Tarefa proposta 1:
Responda às perguntas abaixo com base na crítica de La La Land.
(a) Qual é a duração do filme indicada na ficha técnica?
(b) Qual é a profissão de Sebastian, segundo a sinopse?
(c) De qual coluna do blog participou a ex-professora mencionada?
Tarefa proposta 2: Traduza para o inglês esta frase da crítica de La La Land: "E, realmente, não há descrição mais certeira do que essa para explicar a qual estado de espírito o musical de Damien Chazelle nos leva durante pouco mais de duas horas de projeção."
Tarefa proposta 3: Resuma a crítica de La La Land em duas frases.

Here’s to the ones who dream.
Direção: Damien Chazelle
Roteiro: Damien Chazelle
Elenco: Emma Stone, Ryan Gosling, John Legend, Rosemarie DeWitt, J.K. Simmons, Finn Wittrock, Callie Hernandez, Jessica Rothe, Sonoya Mizuno, Jason Fuchs, Damon Gupton
La La Land, EUA, 2016, Musical/Romance, 128 minutos
Sinopse: Ao chegar em Los Angeles o pianista de jazz Sebastian (Ryan Gosling) conhece a atriz iniciante Mia (Emma Stone) e os dois se apaixonam perdidamente. Em busca de oportunidades para suas carreiras na competitiva cidade, os jovens tentam fazer o relacionamento amoroso dar certo enquanto perseguem fama e sucesso. (Adoro Cinema)
Foi em setembro de 2014 que uma querida ex-professora do meu ensino fundamental conseguiu colocar em palavras algo que considero fundamental – e, muitas vezes, até pouco praticado, dependendo de quem está no lado de cá da tela – sobre o ato de ir ao cinema. Ela, que tanto me ensinou sobre História, participou da coluna Três atores, três filmes aqui do blog e falou sobre uma trilogia de desempenhos de uma única atriz: a grande Meryl Streep. Dois deles seriam os escolhidos por boa parte do público: A Escolha de Sofia e As Pontes de Madison. Já outro causa ligeira surpresa: Mamma Mia!. Mas os argumentos usados pela Raquel Cirne não só embasam muito bem sua escolha pelo musical de Phyllida Lloyd como também nos trazem ao que La La Land: Cantando Estações agora proporciona mundo afora. “Para ter valor, nem sempre um filme precisa ser questionador, enigmático ou difícil de entender. Também ter que ter música luminosa, leveza, beleza, como aquela linda celebração do casamento com velas penduradas nas árvores… Cinema é magia, e deve ter a função de inspirar, de estimular os sonhos, de colorir a vida”, escreveu. E, realmente, não há descrição mais certeira do que essa para explicar a qual estado de espírito o musical de Damien Chazelle nos leva durante pouco mais de duas horas de projeção.

Itens armazenados do conjunto de dados:
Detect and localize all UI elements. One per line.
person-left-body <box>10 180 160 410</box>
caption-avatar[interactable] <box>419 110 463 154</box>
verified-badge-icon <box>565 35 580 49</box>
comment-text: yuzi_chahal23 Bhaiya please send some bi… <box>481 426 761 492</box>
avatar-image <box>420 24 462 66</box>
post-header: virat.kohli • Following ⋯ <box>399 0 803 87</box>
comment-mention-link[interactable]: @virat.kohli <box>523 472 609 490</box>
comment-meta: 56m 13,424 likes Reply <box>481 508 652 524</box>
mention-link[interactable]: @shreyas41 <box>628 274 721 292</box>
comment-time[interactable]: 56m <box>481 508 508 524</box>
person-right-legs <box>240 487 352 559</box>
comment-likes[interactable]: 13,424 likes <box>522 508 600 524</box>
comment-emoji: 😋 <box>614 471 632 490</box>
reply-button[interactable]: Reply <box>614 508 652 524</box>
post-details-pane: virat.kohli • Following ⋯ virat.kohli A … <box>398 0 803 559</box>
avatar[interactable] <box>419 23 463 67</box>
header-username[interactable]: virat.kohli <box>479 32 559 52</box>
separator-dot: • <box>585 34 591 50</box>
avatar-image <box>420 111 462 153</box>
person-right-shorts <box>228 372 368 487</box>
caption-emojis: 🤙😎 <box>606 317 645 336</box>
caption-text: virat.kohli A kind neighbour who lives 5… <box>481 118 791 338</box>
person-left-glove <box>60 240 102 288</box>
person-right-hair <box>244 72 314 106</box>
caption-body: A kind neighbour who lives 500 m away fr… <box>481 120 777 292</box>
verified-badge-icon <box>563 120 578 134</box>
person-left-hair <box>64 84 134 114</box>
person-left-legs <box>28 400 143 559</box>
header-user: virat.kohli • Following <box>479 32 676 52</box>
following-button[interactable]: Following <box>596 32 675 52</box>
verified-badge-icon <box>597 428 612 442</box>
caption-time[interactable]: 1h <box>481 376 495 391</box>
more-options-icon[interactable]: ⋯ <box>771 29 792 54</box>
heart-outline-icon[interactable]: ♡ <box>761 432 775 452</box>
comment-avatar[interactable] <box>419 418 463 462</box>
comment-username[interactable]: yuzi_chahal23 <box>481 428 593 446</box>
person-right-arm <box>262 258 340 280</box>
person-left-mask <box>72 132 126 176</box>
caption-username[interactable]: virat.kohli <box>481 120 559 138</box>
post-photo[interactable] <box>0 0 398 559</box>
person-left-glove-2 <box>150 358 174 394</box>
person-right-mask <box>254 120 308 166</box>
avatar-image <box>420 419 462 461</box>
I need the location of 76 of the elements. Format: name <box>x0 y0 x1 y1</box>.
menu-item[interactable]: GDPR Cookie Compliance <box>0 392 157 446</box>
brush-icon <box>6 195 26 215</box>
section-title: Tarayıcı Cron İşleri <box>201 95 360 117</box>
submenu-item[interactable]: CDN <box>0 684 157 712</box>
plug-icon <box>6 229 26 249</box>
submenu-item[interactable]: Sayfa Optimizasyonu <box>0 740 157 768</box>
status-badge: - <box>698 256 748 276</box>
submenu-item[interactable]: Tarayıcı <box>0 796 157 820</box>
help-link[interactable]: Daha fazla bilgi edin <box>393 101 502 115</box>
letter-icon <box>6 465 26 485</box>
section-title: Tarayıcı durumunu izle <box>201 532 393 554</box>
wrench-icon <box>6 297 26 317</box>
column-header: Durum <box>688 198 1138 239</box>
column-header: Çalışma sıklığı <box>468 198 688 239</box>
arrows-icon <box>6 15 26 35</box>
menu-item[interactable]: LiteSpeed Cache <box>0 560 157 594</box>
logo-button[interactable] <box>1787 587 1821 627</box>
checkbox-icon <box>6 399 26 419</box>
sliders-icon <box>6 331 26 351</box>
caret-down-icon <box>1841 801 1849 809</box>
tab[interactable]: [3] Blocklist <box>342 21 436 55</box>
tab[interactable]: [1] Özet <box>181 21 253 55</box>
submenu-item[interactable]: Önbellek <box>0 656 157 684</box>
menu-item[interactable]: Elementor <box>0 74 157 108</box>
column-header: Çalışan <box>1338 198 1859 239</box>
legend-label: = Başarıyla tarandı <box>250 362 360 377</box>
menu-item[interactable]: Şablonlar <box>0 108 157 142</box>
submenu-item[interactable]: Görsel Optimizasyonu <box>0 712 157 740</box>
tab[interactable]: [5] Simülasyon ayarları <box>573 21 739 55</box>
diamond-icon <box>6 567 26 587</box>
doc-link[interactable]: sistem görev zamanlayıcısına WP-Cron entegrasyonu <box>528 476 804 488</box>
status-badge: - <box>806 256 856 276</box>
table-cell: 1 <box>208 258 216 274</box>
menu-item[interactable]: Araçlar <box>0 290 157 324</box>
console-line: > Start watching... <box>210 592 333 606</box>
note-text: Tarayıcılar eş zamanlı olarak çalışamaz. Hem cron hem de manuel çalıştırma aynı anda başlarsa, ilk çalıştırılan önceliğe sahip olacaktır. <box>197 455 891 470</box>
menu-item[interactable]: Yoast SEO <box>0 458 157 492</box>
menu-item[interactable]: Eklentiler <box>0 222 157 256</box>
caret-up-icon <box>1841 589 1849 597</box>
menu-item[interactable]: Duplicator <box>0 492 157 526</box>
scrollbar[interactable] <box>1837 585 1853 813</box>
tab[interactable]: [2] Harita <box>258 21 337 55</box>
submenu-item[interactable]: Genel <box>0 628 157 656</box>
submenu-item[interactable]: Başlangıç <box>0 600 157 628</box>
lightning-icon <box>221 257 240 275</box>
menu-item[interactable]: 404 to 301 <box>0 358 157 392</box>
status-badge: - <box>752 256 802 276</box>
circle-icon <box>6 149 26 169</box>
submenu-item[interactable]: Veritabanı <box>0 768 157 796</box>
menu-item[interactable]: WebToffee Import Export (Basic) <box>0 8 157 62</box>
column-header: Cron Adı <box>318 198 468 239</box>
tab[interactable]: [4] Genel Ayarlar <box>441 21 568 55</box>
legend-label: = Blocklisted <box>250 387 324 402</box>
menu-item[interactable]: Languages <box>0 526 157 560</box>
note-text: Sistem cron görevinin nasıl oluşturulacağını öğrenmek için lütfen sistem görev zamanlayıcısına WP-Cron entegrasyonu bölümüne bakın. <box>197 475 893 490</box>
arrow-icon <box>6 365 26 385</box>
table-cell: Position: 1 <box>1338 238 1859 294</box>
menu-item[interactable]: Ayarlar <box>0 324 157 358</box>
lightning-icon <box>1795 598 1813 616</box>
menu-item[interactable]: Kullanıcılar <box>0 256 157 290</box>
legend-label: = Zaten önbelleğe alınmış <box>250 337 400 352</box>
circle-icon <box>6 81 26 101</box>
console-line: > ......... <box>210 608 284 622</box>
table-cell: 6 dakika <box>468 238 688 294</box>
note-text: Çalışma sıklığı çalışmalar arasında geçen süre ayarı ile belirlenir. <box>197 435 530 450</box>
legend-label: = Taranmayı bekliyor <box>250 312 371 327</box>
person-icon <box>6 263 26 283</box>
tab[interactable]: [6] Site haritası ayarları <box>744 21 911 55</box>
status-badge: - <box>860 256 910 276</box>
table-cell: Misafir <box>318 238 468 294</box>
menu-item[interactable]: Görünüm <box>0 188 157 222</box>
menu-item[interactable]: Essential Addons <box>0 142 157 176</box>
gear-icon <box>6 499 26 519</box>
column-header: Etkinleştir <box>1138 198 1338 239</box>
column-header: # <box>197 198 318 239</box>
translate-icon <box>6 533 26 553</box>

Resultado da tarefa 1:
(a) 128 minutos.
(b) Pianista de jazz.
(c) Da coluna Três atores, três filmes.

Resultado da tarefa 2: And, truly, there is no more accurate description than this one to explain the state of mind that Damien Chazelle's musical takes us to during a little over two hours of screen time.

Resultado da tarefa 3: La La Land, musical romântico americano de 2016 escrito e dirigido por Damien Chazelle, acompanha o pianista de jazz Sebastian e a atriz iniciante Mia, que se apaixonam em Los Angeles enquanto buscam fama e sucesso. O autor recorda as palavras de uma ex-professora, para quem o cinema é magia e deve inspirar e estimular os sonhos, e afirma que nenhuma descrição explica melhor o estado de espírito a que o filme leva o espectador.